Data extracted from a collection
+ + + + +

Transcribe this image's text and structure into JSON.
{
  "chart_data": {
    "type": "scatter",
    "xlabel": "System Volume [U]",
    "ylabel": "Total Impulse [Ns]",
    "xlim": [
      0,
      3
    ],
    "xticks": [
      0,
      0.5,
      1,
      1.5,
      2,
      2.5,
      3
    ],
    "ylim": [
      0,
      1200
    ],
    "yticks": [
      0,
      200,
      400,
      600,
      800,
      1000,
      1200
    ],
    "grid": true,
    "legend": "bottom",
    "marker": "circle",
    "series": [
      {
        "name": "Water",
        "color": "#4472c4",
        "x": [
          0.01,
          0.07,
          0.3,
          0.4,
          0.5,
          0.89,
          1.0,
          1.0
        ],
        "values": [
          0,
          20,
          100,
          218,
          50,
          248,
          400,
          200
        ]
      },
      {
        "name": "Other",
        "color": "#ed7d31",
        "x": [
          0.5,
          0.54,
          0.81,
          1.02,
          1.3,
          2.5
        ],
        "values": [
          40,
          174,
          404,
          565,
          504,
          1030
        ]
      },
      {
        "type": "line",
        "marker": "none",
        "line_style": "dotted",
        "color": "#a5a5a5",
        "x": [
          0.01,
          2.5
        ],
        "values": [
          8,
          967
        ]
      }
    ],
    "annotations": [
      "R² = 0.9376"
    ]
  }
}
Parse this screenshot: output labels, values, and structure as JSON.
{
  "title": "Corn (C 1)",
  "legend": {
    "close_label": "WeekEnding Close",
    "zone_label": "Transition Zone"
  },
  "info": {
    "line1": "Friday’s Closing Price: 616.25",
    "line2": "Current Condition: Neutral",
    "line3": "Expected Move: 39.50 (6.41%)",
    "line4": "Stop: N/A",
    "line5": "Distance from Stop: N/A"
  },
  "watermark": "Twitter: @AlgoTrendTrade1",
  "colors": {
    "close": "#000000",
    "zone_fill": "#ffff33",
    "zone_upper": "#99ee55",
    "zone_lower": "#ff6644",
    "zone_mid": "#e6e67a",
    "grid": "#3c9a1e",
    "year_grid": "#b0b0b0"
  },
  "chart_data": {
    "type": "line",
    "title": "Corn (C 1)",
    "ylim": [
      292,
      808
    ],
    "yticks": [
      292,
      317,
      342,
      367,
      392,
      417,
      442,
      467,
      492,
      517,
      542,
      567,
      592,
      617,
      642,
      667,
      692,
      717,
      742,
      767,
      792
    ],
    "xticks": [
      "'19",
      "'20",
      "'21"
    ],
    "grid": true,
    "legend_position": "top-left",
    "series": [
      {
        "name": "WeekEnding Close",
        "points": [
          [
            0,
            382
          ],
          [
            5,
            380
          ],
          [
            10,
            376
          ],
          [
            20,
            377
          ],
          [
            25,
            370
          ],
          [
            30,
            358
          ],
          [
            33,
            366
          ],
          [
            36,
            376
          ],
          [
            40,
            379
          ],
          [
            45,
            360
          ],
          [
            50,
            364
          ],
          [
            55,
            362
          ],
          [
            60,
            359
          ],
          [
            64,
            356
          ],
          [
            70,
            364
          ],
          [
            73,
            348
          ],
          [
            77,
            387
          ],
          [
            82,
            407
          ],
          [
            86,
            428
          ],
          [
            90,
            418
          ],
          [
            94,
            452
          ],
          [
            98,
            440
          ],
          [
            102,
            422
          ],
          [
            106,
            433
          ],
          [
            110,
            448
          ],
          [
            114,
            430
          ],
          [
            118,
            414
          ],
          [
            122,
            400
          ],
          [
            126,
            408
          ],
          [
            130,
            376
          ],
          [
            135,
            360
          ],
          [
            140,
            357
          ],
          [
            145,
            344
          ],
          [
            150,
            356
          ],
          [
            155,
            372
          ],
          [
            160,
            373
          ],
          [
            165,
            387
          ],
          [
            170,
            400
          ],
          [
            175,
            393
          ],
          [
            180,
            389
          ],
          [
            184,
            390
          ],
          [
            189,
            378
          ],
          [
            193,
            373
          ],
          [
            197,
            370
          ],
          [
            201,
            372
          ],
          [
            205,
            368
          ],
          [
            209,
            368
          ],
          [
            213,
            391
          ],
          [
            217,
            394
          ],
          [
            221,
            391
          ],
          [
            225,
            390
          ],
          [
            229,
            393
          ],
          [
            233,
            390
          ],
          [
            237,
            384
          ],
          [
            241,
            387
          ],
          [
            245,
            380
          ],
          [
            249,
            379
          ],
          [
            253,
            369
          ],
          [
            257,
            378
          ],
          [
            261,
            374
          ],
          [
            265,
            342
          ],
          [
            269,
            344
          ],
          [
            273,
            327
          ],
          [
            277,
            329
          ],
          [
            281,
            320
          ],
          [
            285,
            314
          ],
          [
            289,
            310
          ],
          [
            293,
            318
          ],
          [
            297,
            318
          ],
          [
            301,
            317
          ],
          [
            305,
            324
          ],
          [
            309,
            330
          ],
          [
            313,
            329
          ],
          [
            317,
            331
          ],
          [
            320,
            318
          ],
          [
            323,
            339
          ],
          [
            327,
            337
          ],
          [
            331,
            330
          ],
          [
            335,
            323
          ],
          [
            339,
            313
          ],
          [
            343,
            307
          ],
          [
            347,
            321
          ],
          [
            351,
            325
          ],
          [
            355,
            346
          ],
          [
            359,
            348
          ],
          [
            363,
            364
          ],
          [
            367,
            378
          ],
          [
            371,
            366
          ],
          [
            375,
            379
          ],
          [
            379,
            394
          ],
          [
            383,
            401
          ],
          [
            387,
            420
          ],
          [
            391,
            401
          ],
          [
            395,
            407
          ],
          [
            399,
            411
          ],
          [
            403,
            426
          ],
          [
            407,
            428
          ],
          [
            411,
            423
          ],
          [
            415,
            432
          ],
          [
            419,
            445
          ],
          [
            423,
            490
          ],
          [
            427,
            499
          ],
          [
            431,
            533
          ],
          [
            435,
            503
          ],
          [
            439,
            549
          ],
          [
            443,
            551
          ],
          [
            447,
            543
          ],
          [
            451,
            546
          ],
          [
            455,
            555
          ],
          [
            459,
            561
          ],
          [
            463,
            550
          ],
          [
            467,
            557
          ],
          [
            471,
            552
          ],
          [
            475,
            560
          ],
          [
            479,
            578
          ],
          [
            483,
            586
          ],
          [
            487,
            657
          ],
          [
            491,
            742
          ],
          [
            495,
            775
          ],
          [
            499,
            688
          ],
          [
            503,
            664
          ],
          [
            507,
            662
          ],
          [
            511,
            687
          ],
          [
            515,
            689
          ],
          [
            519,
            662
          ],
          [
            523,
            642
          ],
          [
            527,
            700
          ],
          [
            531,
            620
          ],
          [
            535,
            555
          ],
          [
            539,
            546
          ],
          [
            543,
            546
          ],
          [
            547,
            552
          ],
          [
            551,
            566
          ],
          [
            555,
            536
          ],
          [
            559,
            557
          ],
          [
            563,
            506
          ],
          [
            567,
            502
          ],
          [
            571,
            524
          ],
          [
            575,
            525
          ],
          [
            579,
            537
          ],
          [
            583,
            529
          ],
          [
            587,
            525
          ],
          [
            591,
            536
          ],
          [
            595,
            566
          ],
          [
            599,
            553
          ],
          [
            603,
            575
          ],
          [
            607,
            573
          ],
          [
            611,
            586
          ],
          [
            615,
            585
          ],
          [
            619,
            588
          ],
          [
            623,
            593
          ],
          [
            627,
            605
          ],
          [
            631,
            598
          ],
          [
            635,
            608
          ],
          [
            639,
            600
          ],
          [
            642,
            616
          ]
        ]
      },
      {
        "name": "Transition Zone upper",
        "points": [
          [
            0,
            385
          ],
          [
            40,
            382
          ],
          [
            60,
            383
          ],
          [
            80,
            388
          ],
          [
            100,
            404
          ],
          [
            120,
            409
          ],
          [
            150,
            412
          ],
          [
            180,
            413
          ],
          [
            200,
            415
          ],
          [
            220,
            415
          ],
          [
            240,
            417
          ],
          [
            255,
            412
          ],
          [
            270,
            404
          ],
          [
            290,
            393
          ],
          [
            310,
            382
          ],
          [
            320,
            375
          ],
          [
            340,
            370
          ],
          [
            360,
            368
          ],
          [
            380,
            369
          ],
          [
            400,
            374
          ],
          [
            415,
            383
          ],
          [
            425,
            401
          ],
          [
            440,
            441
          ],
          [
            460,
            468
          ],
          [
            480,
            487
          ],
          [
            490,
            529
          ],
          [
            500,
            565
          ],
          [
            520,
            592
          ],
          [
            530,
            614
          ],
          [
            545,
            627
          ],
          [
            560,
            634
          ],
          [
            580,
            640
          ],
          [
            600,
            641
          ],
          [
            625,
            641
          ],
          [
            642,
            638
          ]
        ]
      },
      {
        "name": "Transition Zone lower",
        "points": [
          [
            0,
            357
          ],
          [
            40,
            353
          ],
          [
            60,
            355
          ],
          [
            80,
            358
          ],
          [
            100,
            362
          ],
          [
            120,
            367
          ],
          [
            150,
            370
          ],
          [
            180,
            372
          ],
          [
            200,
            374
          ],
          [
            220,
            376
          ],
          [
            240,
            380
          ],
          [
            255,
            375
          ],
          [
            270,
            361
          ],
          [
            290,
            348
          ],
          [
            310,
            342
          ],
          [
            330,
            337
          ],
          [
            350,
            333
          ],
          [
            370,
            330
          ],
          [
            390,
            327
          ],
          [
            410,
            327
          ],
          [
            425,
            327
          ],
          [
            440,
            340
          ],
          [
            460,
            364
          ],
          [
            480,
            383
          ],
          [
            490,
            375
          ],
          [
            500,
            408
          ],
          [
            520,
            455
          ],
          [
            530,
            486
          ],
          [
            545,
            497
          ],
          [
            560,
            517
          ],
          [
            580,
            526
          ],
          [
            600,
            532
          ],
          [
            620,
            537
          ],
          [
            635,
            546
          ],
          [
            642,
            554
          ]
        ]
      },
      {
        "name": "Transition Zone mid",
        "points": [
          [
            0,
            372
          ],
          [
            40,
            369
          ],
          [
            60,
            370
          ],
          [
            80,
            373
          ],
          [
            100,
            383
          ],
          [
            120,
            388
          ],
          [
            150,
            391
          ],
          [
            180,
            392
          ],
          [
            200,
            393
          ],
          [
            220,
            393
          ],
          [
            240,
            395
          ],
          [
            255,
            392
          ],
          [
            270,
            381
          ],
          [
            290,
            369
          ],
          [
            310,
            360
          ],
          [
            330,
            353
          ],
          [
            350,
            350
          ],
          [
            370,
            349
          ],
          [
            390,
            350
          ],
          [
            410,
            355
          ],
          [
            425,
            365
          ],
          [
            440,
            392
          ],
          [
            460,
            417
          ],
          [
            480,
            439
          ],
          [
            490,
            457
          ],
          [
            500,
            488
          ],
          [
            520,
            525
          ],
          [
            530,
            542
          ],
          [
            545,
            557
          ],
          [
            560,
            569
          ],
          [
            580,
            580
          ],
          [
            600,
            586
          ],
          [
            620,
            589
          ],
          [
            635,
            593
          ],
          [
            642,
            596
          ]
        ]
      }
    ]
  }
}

+ + + + +

* **YOUR INSTRUCTIONS**: Gather all lines with the string "WeekEnding" from the data.

* **OUTPUT FOR THIS TASK**:
    "close_label": "WeekEnding Close",
        "name": "WeekEnding Close",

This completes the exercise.